-- WRITTEN TASK --
Report how many lines of the entries below contain the word "Vegetativo", and nothing more.

-- EXCERPTED DATA --

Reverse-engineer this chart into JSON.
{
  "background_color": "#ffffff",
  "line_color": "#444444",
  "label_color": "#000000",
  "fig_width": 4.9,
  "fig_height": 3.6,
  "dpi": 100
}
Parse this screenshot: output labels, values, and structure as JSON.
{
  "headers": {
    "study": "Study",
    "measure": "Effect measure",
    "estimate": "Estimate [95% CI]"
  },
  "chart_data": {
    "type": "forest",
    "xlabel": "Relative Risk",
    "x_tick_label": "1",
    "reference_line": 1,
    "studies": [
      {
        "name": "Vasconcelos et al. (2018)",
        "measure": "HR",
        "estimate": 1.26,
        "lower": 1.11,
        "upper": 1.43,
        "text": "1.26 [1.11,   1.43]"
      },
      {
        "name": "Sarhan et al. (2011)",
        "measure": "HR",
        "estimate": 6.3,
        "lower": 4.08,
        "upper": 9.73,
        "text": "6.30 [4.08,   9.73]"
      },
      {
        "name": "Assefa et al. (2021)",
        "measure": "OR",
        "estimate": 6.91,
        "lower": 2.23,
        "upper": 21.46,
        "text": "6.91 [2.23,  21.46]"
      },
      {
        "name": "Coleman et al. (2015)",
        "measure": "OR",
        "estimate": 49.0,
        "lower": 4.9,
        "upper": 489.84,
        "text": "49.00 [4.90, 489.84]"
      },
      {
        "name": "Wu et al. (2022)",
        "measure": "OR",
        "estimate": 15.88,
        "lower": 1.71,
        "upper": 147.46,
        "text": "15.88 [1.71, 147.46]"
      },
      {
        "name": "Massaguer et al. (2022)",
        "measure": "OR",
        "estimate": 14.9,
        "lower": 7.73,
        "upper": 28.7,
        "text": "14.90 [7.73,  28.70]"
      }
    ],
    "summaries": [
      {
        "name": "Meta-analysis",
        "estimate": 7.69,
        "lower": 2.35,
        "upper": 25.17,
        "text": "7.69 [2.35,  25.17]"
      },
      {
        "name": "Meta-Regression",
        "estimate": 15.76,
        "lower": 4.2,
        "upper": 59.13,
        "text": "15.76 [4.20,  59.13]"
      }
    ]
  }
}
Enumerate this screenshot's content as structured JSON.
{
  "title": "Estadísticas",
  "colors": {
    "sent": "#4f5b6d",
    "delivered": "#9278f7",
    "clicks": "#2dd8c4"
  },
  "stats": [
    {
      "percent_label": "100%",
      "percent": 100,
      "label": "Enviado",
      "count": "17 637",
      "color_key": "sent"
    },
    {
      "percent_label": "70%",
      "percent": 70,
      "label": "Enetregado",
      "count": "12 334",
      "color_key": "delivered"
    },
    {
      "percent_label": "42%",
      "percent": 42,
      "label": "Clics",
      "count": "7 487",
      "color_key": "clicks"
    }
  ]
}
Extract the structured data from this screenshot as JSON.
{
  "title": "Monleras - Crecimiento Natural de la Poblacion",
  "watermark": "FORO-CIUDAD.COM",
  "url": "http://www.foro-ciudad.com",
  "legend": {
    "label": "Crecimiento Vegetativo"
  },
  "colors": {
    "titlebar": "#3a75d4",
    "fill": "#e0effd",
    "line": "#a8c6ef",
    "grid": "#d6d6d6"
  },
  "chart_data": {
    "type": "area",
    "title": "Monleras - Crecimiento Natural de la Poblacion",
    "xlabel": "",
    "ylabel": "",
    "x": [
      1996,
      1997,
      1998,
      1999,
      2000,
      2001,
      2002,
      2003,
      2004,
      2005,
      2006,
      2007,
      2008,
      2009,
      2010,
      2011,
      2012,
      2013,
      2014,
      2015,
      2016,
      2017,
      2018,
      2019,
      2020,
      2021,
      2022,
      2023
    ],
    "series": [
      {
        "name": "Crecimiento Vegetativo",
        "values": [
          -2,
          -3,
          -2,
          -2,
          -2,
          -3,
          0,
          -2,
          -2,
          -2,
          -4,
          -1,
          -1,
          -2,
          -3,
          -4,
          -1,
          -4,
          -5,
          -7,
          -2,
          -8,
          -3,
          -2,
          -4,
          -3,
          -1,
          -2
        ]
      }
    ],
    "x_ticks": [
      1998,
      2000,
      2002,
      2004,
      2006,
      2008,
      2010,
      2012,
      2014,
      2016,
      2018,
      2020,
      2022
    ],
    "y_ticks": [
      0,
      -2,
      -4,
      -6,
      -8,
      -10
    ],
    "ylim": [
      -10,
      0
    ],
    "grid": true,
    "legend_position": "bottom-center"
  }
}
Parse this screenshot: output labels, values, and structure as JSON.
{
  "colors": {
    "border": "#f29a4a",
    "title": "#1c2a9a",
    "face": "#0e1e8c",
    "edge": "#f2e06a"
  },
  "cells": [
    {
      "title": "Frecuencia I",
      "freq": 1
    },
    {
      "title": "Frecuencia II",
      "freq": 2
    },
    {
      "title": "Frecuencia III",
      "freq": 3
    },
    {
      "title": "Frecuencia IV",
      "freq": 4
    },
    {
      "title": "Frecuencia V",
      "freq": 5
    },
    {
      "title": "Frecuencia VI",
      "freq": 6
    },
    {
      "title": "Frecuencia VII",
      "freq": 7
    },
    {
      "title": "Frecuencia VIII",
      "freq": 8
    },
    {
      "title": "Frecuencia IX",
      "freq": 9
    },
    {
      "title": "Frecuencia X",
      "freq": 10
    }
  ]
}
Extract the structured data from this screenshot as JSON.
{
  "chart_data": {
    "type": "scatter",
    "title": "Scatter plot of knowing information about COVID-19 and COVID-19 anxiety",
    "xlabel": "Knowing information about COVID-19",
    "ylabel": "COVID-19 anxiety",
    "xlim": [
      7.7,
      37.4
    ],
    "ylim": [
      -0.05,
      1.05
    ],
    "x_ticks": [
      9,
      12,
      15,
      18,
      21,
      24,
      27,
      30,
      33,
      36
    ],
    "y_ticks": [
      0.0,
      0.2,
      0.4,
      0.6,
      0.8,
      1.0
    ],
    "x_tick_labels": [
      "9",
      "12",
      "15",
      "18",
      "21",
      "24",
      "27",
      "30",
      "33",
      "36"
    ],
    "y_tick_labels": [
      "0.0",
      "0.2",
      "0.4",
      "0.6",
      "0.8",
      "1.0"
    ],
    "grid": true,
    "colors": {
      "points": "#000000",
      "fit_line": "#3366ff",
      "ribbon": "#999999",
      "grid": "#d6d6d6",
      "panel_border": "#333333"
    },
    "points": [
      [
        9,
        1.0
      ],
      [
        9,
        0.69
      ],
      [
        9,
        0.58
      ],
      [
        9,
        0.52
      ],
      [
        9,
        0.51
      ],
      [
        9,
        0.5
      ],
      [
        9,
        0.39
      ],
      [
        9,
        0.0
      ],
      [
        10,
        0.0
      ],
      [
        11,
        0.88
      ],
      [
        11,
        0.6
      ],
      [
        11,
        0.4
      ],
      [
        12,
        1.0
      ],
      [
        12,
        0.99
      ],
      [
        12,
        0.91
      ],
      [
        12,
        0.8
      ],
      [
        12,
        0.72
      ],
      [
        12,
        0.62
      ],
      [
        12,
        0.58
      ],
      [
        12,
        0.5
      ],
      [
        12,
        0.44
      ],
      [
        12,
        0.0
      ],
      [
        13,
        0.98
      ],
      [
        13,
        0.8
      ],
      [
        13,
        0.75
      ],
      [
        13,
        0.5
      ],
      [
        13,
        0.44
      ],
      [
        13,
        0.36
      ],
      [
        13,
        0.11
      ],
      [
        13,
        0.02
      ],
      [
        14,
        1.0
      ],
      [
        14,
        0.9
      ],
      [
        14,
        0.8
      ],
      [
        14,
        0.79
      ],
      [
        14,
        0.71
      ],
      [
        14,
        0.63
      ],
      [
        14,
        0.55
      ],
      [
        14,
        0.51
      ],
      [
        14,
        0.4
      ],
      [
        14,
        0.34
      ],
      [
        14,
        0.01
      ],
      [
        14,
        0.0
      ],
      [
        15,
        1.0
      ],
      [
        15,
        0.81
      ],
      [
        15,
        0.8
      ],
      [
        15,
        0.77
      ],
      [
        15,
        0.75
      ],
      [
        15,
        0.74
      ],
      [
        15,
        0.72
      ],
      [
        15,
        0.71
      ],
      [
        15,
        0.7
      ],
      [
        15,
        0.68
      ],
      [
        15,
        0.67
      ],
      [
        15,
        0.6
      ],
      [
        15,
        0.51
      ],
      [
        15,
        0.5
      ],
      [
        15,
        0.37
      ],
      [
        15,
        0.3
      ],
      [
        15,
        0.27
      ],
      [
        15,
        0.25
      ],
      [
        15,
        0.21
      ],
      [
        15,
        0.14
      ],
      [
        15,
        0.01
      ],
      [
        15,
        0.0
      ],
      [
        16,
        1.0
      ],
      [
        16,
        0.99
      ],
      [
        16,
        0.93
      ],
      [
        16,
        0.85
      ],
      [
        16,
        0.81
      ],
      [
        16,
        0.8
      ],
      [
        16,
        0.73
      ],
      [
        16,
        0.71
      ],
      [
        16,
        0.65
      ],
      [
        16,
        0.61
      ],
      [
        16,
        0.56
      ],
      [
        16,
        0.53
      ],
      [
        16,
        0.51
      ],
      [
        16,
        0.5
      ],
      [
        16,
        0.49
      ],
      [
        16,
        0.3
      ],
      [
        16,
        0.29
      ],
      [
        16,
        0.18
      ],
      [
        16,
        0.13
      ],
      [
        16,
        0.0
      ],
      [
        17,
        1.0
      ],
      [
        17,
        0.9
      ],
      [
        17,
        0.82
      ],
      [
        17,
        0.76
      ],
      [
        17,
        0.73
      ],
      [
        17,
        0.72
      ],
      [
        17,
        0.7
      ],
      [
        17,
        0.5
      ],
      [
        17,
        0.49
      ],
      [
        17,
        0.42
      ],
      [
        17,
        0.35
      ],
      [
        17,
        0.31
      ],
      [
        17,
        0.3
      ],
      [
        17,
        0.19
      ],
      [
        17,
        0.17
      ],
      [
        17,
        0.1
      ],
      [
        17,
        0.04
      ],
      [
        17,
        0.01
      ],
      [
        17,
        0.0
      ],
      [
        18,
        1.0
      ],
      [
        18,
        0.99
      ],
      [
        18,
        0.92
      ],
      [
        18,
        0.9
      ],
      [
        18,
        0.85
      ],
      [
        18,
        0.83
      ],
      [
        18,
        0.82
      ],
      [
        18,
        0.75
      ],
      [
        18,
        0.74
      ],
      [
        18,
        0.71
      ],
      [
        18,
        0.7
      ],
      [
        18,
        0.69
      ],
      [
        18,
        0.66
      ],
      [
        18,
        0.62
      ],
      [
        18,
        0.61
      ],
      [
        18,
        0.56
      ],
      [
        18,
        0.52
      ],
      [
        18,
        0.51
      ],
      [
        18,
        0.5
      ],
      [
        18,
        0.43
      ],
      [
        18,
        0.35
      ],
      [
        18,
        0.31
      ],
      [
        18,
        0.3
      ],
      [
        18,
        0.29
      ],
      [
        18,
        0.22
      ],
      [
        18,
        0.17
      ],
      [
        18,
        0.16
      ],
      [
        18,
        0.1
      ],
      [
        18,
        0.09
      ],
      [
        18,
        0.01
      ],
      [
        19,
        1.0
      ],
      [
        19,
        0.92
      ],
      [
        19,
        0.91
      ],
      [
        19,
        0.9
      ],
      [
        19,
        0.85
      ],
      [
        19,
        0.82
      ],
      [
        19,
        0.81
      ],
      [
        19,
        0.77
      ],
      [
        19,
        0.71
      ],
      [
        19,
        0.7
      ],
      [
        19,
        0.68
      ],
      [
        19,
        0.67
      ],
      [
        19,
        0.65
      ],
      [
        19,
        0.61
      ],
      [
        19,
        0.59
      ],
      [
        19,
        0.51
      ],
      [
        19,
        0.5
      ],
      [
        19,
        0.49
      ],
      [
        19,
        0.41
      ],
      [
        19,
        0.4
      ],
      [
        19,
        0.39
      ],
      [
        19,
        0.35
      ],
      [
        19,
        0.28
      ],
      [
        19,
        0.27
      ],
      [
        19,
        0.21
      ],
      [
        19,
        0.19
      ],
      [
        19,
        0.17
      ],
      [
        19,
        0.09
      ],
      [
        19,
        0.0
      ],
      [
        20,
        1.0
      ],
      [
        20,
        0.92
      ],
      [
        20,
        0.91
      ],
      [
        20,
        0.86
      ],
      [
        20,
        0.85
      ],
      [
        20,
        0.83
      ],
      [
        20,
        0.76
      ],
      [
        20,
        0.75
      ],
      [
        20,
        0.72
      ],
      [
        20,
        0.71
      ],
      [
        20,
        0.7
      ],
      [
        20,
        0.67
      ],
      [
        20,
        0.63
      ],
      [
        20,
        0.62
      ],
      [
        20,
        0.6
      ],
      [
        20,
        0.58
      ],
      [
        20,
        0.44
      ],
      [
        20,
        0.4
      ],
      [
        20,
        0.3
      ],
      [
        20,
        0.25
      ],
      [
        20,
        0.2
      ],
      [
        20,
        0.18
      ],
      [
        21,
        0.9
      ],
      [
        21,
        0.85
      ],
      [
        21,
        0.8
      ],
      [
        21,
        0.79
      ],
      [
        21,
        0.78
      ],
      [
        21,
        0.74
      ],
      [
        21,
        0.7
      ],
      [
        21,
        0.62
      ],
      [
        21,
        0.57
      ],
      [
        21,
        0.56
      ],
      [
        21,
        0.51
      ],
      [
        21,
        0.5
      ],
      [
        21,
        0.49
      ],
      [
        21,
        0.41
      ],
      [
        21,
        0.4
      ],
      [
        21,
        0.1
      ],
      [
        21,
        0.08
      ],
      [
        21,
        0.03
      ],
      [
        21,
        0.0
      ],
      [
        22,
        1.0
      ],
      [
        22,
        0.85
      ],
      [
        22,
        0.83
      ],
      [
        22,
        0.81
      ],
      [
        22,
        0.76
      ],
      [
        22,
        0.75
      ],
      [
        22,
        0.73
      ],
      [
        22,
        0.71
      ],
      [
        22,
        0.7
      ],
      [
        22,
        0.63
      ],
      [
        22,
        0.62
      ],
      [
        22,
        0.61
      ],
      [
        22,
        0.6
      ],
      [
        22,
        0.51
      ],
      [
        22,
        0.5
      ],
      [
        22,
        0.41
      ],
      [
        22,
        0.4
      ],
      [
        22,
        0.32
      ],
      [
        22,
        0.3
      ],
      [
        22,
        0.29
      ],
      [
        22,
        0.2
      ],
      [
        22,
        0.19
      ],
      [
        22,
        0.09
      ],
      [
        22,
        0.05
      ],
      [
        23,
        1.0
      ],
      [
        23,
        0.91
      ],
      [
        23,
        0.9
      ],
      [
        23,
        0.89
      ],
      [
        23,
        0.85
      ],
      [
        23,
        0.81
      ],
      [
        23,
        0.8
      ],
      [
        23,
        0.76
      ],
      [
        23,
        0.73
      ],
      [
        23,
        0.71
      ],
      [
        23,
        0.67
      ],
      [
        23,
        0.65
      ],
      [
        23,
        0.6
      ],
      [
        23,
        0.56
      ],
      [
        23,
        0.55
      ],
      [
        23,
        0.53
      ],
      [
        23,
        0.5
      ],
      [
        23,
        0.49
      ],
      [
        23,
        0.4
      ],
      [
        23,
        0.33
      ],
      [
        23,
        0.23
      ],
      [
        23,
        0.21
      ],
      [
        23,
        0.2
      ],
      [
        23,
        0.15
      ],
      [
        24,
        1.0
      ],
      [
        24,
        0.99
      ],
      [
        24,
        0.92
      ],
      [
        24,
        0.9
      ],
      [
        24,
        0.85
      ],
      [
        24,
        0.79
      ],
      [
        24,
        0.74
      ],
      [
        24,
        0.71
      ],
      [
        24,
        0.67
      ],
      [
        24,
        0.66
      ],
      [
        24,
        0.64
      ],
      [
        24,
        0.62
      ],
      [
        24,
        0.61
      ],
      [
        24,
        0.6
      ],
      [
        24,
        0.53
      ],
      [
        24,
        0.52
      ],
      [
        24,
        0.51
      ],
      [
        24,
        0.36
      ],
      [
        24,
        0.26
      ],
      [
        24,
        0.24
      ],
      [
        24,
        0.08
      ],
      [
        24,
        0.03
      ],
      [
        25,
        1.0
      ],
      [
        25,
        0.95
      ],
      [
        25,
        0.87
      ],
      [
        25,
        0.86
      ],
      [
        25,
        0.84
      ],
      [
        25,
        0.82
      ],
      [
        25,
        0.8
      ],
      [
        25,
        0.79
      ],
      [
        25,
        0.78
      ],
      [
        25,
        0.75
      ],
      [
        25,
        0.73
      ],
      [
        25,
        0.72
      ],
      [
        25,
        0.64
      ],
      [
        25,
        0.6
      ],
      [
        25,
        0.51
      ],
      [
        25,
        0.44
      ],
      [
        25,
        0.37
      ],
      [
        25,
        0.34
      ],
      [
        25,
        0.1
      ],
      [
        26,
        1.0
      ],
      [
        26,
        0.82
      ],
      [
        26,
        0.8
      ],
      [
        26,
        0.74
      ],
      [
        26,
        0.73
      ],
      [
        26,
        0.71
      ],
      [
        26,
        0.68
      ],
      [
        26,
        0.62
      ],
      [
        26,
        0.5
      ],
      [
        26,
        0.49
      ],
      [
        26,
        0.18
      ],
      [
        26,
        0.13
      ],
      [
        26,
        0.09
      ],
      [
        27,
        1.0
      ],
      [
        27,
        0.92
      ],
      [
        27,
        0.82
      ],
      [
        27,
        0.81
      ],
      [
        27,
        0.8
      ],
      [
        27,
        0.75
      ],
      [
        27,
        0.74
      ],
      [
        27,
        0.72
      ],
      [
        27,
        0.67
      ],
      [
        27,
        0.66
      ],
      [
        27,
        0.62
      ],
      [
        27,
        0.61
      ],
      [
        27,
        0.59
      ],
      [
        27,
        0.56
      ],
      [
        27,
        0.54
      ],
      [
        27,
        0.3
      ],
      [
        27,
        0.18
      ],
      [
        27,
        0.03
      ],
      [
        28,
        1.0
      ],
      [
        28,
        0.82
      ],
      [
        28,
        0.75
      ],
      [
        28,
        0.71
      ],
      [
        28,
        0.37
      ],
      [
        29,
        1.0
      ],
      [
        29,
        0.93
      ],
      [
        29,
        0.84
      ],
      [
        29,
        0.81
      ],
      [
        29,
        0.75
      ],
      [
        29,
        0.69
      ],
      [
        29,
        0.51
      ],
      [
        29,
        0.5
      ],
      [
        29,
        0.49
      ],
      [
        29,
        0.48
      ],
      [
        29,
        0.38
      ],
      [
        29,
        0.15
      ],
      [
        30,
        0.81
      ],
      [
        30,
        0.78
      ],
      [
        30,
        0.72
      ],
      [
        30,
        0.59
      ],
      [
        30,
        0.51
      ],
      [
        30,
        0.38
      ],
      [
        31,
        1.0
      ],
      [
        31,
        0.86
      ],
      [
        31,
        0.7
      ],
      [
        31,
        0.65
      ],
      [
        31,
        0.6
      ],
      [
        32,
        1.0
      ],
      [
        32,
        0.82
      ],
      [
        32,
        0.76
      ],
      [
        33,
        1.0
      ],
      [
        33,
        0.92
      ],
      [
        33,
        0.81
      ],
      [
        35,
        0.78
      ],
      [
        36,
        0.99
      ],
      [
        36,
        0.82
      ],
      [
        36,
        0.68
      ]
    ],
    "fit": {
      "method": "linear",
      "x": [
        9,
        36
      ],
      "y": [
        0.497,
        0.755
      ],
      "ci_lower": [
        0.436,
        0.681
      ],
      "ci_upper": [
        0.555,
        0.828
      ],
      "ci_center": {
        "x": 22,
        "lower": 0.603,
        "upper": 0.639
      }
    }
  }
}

-- RESPONSE --
2